(Data records)
--*--

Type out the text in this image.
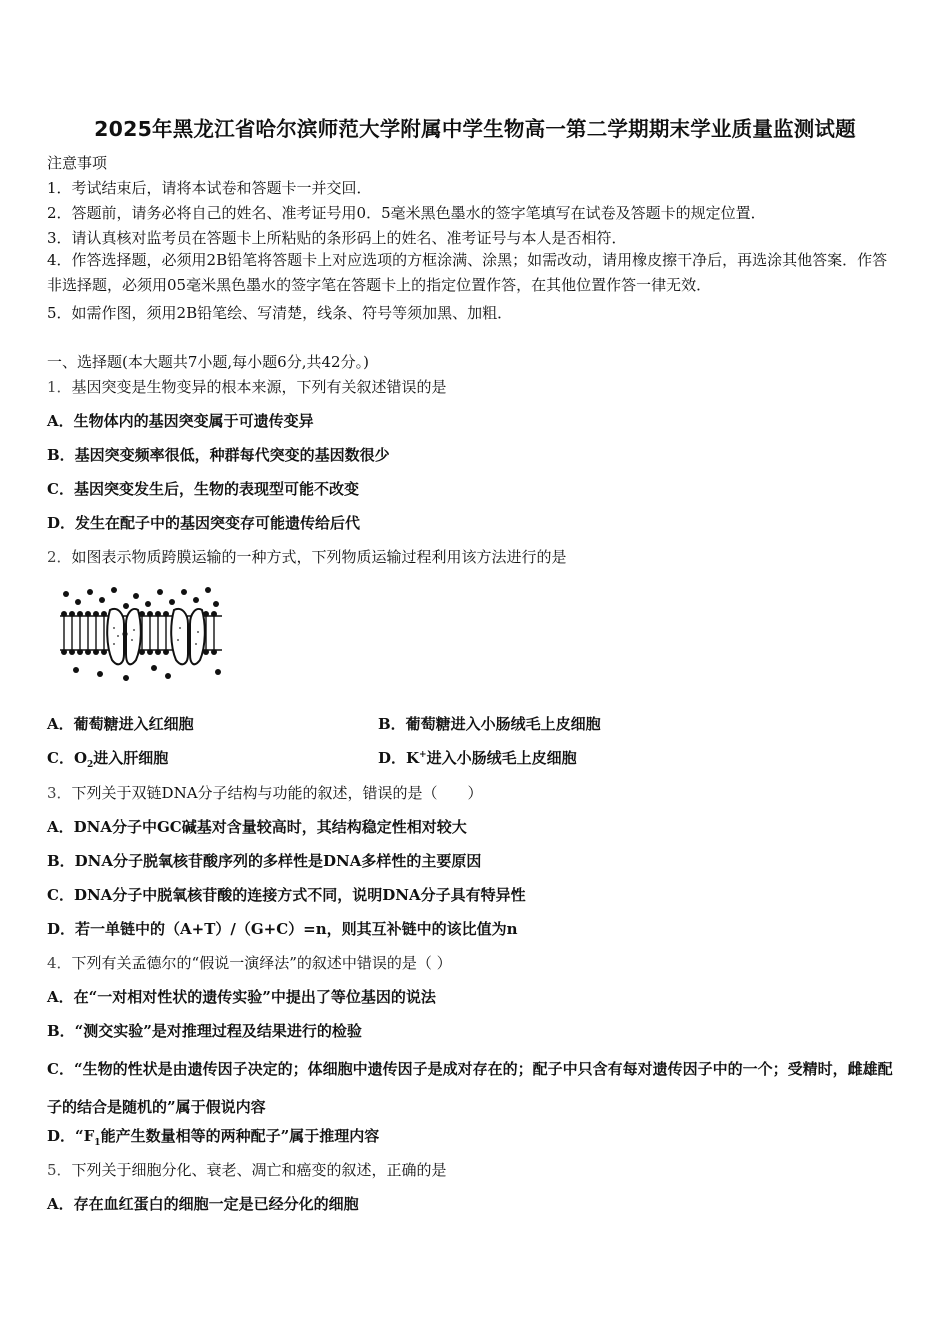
2025年黑龙江省哈尔滨师范大学附属中学生物高一第二学期期末学业质量监测试题
注意事项
1．考试结束后，请将本试卷和答题卡一并交回．
2．答题前，请务必将自己的姓名、准考证号用0．5毫米黑色墨水的签字笔填写在试卷及答题卡的规定位置．
3．请认真核对监考员在答题卡上所粘贴的条形码上的姓名、准考证号与本人是否相符．
4．作答选择题，必须用2B铅笔将答题卡上对应选项的方框涂满、涂黑；如需改动，请用橡皮擦干净后，再选涂其他答案．作答非选择题，必须用05毫米黑色墨水的签字笔在答题卡上的指定位置作答，在其他位置作答一律无效．
5．如需作图，须用2B铅笔绘、写清楚，线条、符号等须加黑、加粗．
一、选择题(本大题共7小题,每小题6分,共42分。)
1．基因突变是生物变异的根本来源，下列有关叙述错误的是
A．生物体内的基因突变属于可遗传变异
B．基因突变频率很低，种群每代突变的基因数很少
C．基因突变发生后，生物的表现型可能不改变
D．发生在配子中的基因突变存可能遗传给后代
2．如图表示物质跨膜运输的一种方式，下列物质运输过程利用该方法进行的是
A．葡萄糖进入红细胞	B．葡萄糖进入小肠绒毛上皮细胞
C．$O_2$进入肝细胞	D．K+进入小肠绒毛上皮细胞
3．下列关于双链DNA分子结构与功能的叙述，错误的是（　　）
A．DNA分子中GC碱基对含量较高时，其结构稳定性相对较大
B．DNA分子脱氧核苷酸序列的多样性是DNA多样性的主要原因
C．DNA分子中脱氧核苷酸的连接方式不同，说明DNA分子具有特异性
D．若一单链中的（A+T）/（G+C）=n，则其互补链中的该比值为n
4．下列有关孟德尔的“假说一演绎法”的叙述中错误的是（ ）
A．在“一对相对性状的遗传实验”中提出了等位基因的说法
B．“测交实验”是对推理过程及结果进行的检验
C．“生物的性状是由遗传因子决定的；体细胞中遗传因子是成对存在的；配子中只含有每对遗传因子中的一个；受精时，雌雄配子的结合是随机的”属于假说内容
D．“$F_1$能产生数量相等的两种配子”属于推理内容
5．下列关于细胞分化、衰老、凋亡和癌变的叙述，正确的是
A．存在血红蛋白的细胞一定是已经分化的细胞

--*--

To be done
Each line above is to be copied verbatim. Drop any image from the copy.

Response below
Type out the text in this image.
2025年黑龙江省哈尔滨师范大学附属中学生物高一第二学期期末学业质量监测试题
注意事项
1．考试结束后，请将本试卷和答题卡一并交回．
2．答题前，请务必将自己的姓名、准考证号用0．5毫米黑色墨水的签字笔填写在试卷及答题卡的规定位置．
3．请认真核对监考员在答题卡上所粘贴的条形码上的姓名、准考证号与本人是否相符．
4．作答选择题，必须用2B铅笔将答题卡上对应选项的方框涂满、涂黑；如需改动，请用橡皮擦干净后，再选涂其他答案．作答非选择题，必须用05毫米黑色墨水的签字笔在答题卡上的指定位置作答，在其他位置作答一律无效．
5．如需作图，须用2B铅笔绘、写清楚，线条、符号等须加黑、加粗．
一、选择题(本大题共7小题,每小题6分,共42分。)
1．基因突变是生物变异的根本来源，下列有关叙述错误的是
A．生物体内的基因突变属于可遗传变异
B．基因突变频率很低，种群每代突变的基因数很少
C．基因突变发生后，生物的表现型可能不改变
D．发生在配子中的基因突变存可能遗传给后代
2．如图表示物质跨膜运输的一种方式，下列物质运输过程利用该方法进行的是
A．葡萄糖进入红细胞	B．葡萄糖进入小肠绒毛上皮细胞
C．$O_2$进入肝细胞	D．K+进入小肠绒毛上皮细胞
3．下列关于双链DNA分子结构与功能的叙述，错误的是（　　）
A．DNA分子中GC碱基对含量较高时，其结构稳定性相对较大
B．DNA分子脱氧核苷酸序列的多样性是DNA多样性的主要原因
C．DNA分子中脱氧核苷酸的连接方式不同，说明DNA分子具有特异性
D．若一单链中的（A+T）/（G+C）=n，则其互补链中的该比值为n
4．下列有关孟德尔的“假说一演绎法”的叙述中错误的是（ ）
A．在“一对相对性状的遗传实验”中提出了等位基因的说法
B．“测交实验”是对推理过程及结果进行的检验
C．“生物的性状是由遗传因子决定的；体细胞中遗传因子是成对存在的；配子中只含有每对遗传因子中的一个；受精时，雌雄配子的结合是随机的”属于假说内容
D．“$F_1$能产生数量相等的两种配子”属于推理内容
5．下列关于细胞分化、衰老、凋亡和癌变的叙述，正确的是
A．存在血红蛋白的细胞一定是已经分化的细胞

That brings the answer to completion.